↓

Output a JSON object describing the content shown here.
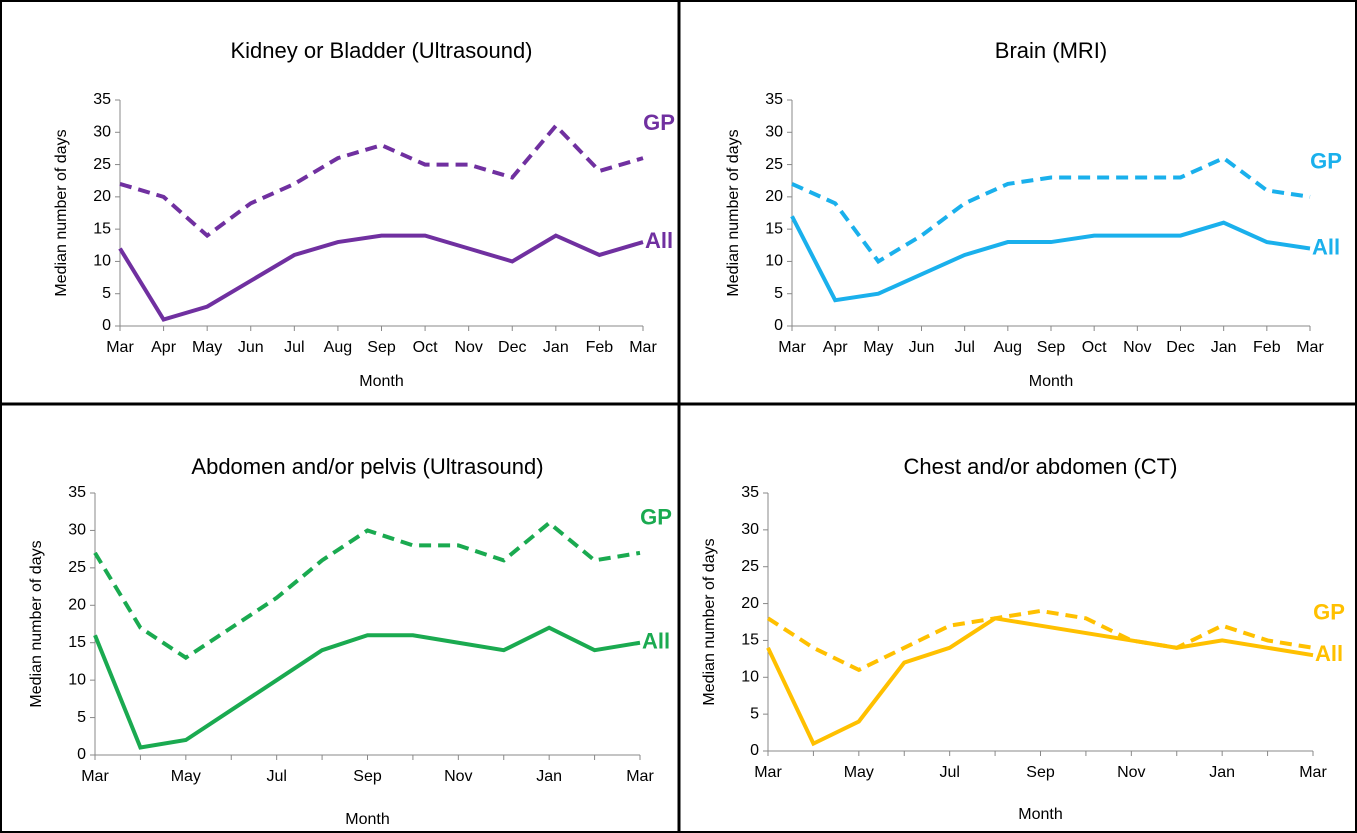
{
  "chart_data": [
    {
      "type": "line",
      "title": "Kidney or Bladder (Ultrasound)",
      "x_label": "Month",
      "y_label": "Median number of days",
      "categories": [
        "Mar",
        "Apr",
        "May",
        "Jun",
        "Jul",
        "Aug",
        "Sep",
        "Oct",
        "Nov",
        "Dec",
        "Jan",
        "Feb",
        "Mar"
      ],
      "ylim": [
        0,
        35
      ],
      "yticks": [
        0,
        5,
        10,
        15,
        20,
        25,
        30,
        35
      ],
      "series": [
        {
          "name": "GP",
          "color": "#7030a0",
          "dashed": true,
          "values": [
            22,
            20,
            14,
            19,
            22,
            26,
            28,
            25,
            25,
            23,
            31,
            24,
            26
          ]
        },
        {
          "name": "All",
          "color": "#7030a0",
          "dashed": false,
          "values": [
            12,
            1,
            3,
            7,
            11,
            13,
            14,
            14,
            12,
            10,
            14,
            11,
            13
          ]
        }
      ]
    },
    {
      "type": "line",
      "title": "Brain (MRI)",
      "x_label": "Month",
      "y_label": "Median number of days",
      "categories": [
        "Mar",
        "Apr",
        "May",
        "Jun",
        "Jul",
        "Aug",
        "Sep",
        "Oct",
        "Nov",
        "Dec",
        "Jan",
        "Feb",
        "Mar"
      ],
      "ylim": [
        0,
        35
      ],
      "yticks": [
        0,
        5,
        10,
        15,
        20,
        25,
        30,
        35
      ],
      "series": [
        {
          "name": "GP",
          "color": "#1ab0ec",
          "dashed": true,
          "values": [
            22,
            19,
            10,
            14,
            19,
            22,
            23,
            23,
            23,
            23,
            26,
            21,
            20
          ]
        },
        {
          "name": "All",
          "color": "#1ab0ec",
          "dashed": false,
          "values": [
            17,
            4,
            5,
            8,
            11,
            13,
            13,
            14,
            14,
            14,
            16,
            13,
            12
          ]
        }
      ]
    },
    {
      "type": "line",
      "title": "Abdomen and/or pelvis (Ultrasound)",
      "x_label": "Month",
      "y_label": "Median number of days",
      "categories": [
        "Mar",
        null,
        "May",
        null,
        "Jul",
        null,
        "Sep",
        null,
        "Nov",
        null,
        "Jan",
        null,
        "Mar"
      ],
      "ylim": [
        0,
        35
      ],
      "yticks": [
        0,
        5,
        10,
        15,
        20,
        25,
        30,
        35
      ],
      "series": [
        {
          "name": "GP",
          "color": "#1aaa50",
          "dashed": true,
          "values": [
            27,
            17,
            13,
            17,
            21,
            26,
            30,
            28,
            28,
            26,
            31,
            26,
            27
          ]
        },
        {
          "name": "All",
          "color": "#1aaa50",
          "dashed": false,
          "values": [
            16,
            1,
            2,
            6,
            10,
            14,
            16,
            16,
            15,
            14,
            17,
            14,
            15
          ]
        }
      ]
    },
    {
      "type": "line",
      "title": "Chest and/or abdomen (CT)",
      "x_label": "Month",
      "y_label": "Median number of days",
      "categories": [
        "Mar",
        null,
        "May",
        null,
        "Jul",
        null,
        "Sep",
        null,
        "Nov",
        null,
        "Jan",
        null,
        "Mar"
      ],
      "ylim": [
        0,
        35
      ],
      "yticks": [
        0,
        5,
        10,
        15,
        20,
        25,
        30,
        35
      ],
      "series": [
        {
          "name": "GP",
          "color": "#ffc000",
          "dashed": true,
          "values": [
            18,
            14,
            11,
            14,
            17,
            18,
            19,
            18,
            15,
            14,
            17,
            15,
            14
          ]
        },
        {
          "name": "All",
          "color": "#ffc000",
          "dashed": false,
          "values": [
            14,
            1,
            4,
            12,
            14,
            18,
            17,
            16,
            15,
            14,
            15,
            14,
            13
          ]
        }
      ]
    }
  ]
}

↑

Skip the pictures, then retype every line above exactly.

Output a JSON object describing the content shown here.
{
  "chart_data": [
    {
      "type": "line",
      "title": "Kidney or Bladder (Ultrasound)",
      "x_label": "Month",
      "y_label": "Median number of days",
      "categories": [
        "Mar",
        "Apr",
        "May",
        "Jun",
        "Jul",
        "Aug",
        "Sep",
        "Oct",
        "Nov",
        "Dec",
        "Jan",
        "Feb",
        "Mar"
      ],
      "ylim": [
        0,
        35
      ],
      "yticks": [
        0,
        5,
        10,
        15,
        20,
        25,
        30,
        35
      ],
      "series": [
        {
          "name": "GP",
          "color": "#7030a0",
          "dashed": true,
          "values": [
            22,
            20,
            14,
            19,
            22,
            26,
            28,
            25,
            25,
            23,
            31,
            24,
            26
          ]
        },
        {
          "name": "All",
          "color": "#7030a0",
          "dashed": false,
          "values": [
            12,
            1,
            3,
            7,
            11,
            13,
            14,
            14,
            12,
            10,
            14,
            11,
            13
          ]
        }
      ]
    },
    {
      "type": "line",
      "title": "Brain (MRI)",
      "x_label": "Month",
      "y_label": "Median number of days",
      "categories": [
        "Mar",
        "Apr",
        "May",
        "Jun",
        "Jul",
        "Aug",
        "Sep",
        "Oct",
        "Nov",
        "Dec",
        "Jan",
        "Feb",
        "Mar"
      ],
      "ylim": [
        0,
        35
      ],
      "yticks": [
        0,
        5,
        10,
        15,
        20,
        25,
        30,
        35
      ],
      "series": [
        {
          "name": "GP",
          "color": "#1ab0ec",
          "dashed": true,
          "values": [
            22,
            19,
            10,
            14,
            19,
            22,
            23,
            23,
            23,
            23,
            26,
            21,
            20
          ]
        },
        {
          "name": "All",
          "color": "#1ab0ec",
          "dashed": false,
          "values": [
            17,
            4,
            5,
            8,
            11,
            13,
            13,
            14,
            14,
            14,
            16,
            13,
            12
          ]
        }
      ]
    },
    {
      "type": "line",
      "title": "Abdomen and/or pelvis (Ultrasound)",
      "x_label": "Month",
      "y_label": "Median number of days",
      "categories": [
        "Mar",
        null,
        "May",
        null,
        "Jul",
        null,
        "Sep",
        null,
        "Nov",
        null,
        "Jan",
        null,
        "Mar"
      ],
      "ylim": [
        0,
        35
      ],
      "yticks": [
        0,
        5,
        10,
        15,
        20,
        25,
        30,
        35
      ],
      "series": [
        {
          "name": "GP",
          "color": "#1aaa50",
          "dashed": true,
          "values": [
            27,
            17,
            13,
            17,
            21,
            26,
            30,
            28,
            28,
            26,
            31,
            26,
            27
          ]
        },
        {
          "name": "All",
          "color": "#1aaa50",
          "dashed": false,
          "values": [
            16,
            1,
            2,
            6,
            10,
            14,
            16,
            16,
            15,
            14,
            17,
            14,
            15
          ]
        }
      ]
    },
    {
      "type": "line",
      "title": "Chest and/or abdomen (CT)",
      "x_label": "Month",
      "y_label": "Median number of days",
      "categories": [
        "Mar",
        null,
        "May",
        null,
        "Jul",
        null,
        "Sep",
        null,
        "Nov",
        null,
        "Jan",
        null,
        "Mar"
      ],
      "ylim": [
        0,
        35
      ],
      "yticks": [
        0,
        5,
        10,
        15,
        20,
        25,
        30,
        35
      ],
      "series": [
        {
          "name": "GP",
          "color": "#ffc000",
          "dashed": true,
          "values": [
            18,
            14,
            11,
            14,
            17,
            18,
            19,
            18,
            15,
            14,
            17,
            15,
            14
          ]
        },
        {
          "name": "All",
          "color": "#ffc000",
          "dashed": false,
          "values": [
            14,
            1,
            4,
            12,
            14,
            18,
            17,
            16,
            15,
            14,
            15,
            14,
            13
          ]
        }
      ]
    }
  ]
}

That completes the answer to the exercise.